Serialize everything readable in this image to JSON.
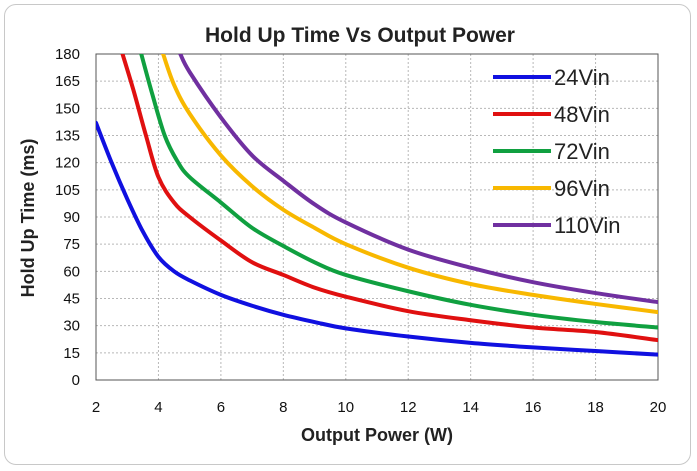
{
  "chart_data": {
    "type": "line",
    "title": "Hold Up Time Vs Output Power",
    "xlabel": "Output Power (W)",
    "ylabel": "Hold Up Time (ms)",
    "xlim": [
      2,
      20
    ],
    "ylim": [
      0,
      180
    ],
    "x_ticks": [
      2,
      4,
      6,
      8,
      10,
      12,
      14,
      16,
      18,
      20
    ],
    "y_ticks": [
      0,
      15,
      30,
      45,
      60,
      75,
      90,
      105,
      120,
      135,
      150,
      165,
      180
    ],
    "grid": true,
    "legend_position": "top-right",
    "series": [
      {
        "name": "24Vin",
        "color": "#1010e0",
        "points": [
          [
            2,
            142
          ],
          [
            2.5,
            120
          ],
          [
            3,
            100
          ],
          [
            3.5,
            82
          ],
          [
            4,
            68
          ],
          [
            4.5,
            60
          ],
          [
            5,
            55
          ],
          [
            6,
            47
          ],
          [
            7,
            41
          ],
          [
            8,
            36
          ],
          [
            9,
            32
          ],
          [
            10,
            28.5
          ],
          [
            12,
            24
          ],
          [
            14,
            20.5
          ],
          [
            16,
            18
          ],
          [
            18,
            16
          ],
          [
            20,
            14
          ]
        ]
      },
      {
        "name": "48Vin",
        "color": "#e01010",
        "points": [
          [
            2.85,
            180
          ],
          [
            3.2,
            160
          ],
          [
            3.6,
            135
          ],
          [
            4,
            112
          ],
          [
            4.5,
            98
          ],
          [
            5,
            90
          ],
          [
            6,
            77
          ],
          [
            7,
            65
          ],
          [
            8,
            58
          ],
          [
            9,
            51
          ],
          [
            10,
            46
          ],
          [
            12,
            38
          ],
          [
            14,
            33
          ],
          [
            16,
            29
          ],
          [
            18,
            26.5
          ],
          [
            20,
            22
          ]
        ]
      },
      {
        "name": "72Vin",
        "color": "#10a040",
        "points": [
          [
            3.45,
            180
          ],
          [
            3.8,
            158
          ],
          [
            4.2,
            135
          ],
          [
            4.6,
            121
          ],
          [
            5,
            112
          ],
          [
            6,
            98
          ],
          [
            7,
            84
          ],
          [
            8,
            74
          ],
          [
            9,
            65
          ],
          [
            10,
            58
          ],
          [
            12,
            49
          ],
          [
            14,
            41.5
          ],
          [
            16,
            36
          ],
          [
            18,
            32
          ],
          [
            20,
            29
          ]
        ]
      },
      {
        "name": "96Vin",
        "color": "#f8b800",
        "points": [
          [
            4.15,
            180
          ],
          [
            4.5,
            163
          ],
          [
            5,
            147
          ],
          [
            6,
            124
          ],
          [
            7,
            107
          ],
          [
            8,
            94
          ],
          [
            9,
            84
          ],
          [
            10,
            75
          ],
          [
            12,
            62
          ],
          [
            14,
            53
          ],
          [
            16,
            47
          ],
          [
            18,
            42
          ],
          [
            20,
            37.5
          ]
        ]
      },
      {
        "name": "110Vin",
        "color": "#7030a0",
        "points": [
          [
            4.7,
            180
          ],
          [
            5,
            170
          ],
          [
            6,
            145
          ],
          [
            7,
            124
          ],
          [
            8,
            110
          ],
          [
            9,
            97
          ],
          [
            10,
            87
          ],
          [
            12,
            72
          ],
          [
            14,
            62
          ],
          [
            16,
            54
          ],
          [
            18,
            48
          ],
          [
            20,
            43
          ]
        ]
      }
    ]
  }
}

▸ Task prompt: Every entry must be written out exactly, with all pictures left out.

▸ Answer for the task:
Serialize everything readable in this image to JSON.
{
  "chart_data": {
    "type": "line",
    "title": "Hold Up Time Vs Output Power",
    "xlabel": "Output Power (W)",
    "ylabel": "Hold Up Time (ms)",
    "xlim": [
      2,
      20
    ],
    "ylim": [
      0,
      180
    ],
    "x_ticks": [
      2,
      4,
      6,
      8,
      10,
      12,
      14,
      16,
      18,
      20
    ],
    "y_ticks": [
      0,
      15,
      30,
      45,
      60,
      75,
      90,
      105,
      120,
      135,
      150,
      165,
      180
    ],
    "grid": true,
    "legend_position": "top-right",
    "series": [
      {
        "name": "24Vin",
        "color": "#1010e0",
        "points": [
          [
            2,
            142
          ],
          [
            2.5,
            120
          ],
          [
            3,
            100
          ],
          [
            3.5,
            82
          ],
          [
            4,
            68
          ],
          [
            4.5,
            60
          ],
          [
            5,
            55
          ],
          [
            6,
            47
          ],
          [
            7,
            41
          ],
          [
            8,
            36
          ],
          [
            9,
            32
          ],
          [
            10,
            28.5
          ],
          [
            12,
            24
          ],
          [
            14,
            20.5
          ],
          [
            16,
            18
          ],
          [
            18,
            16
          ],
          [
            20,
            14
          ]
        ]
      },
      {
        "name": "48Vin",
        "color": "#e01010",
        "points": [
          [
            2.85,
            180
          ],
          [
            3.2,
            160
          ],
          [
            3.6,
            135
          ],
          [
            4,
            112
          ],
          [
            4.5,
            98
          ],
          [
            5,
            90
          ],
          [
            6,
            77
          ],
          [
            7,
            65
          ],
          [
            8,
            58
          ],
          [
            9,
            51
          ],
          [
            10,
            46
          ],
          [
            12,
            38
          ],
          [
            14,
            33
          ],
          [
            16,
            29
          ],
          [
            18,
            26.5
          ],
          [
            20,
            22
          ]
        ]
      },
      {
        "name": "72Vin",
        "color": "#10a040",
        "points": [
          [
            3.45,
            180
          ],
          [
            3.8,
            158
          ],
          [
            4.2,
            135
          ],
          [
            4.6,
            121
          ],
          [
            5,
            112
          ],
          [
            6,
            98
          ],
          [
            7,
            84
          ],
          [
            8,
            74
          ],
          [
            9,
            65
          ],
          [
            10,
            58
          ],
          [
            12,
            49
          ],
          [
            14,
            41.5
          ],
          [
            16,
            36
          ],
          [
            18,
            32
          ],
          [
            20,
            29
          ]
        ]
      },
      {
        "name": "96Vin",
        "color": "#f8b800",
        "points": [
          [
            4.15,
            180
          ],
          [
            4.5,
            163
          ],
          [
            5,
            147
          ],
          [
            6,
            124
          ],
          [
            7,
            107
          ],
          [
            8,
            94
          ],
          [
            9,
            84
          ],
          [
            10,
            75
          ],
          [
            12,
            62
          ],
          [
            14,
            53
          ],
          [
            16,
            47
          ],
          [
            18,
            42
          ],
          [
            20,
            37.5
          ]
        ]
      },
      {
        "name": "110Vin",
        "color": "#7030a0",
        "points": [
          [
            4.7,
            180
          ],
          [
            5,
            170
          ],
          [
            6,
            145
          ],
          [
            7,
            124
          ],
          [
            8,
            110
          ],
          [
            9,
            97
          ],
          [
            10,
            87
          ],
          [
            12,
            72
          ],
          [
            14,
            62
          ],
          [
            16,
            54
          ],
          [
            18,
            48
          ],
          [
            20,
            43
          ]
        ]
      }
    ]
  }
}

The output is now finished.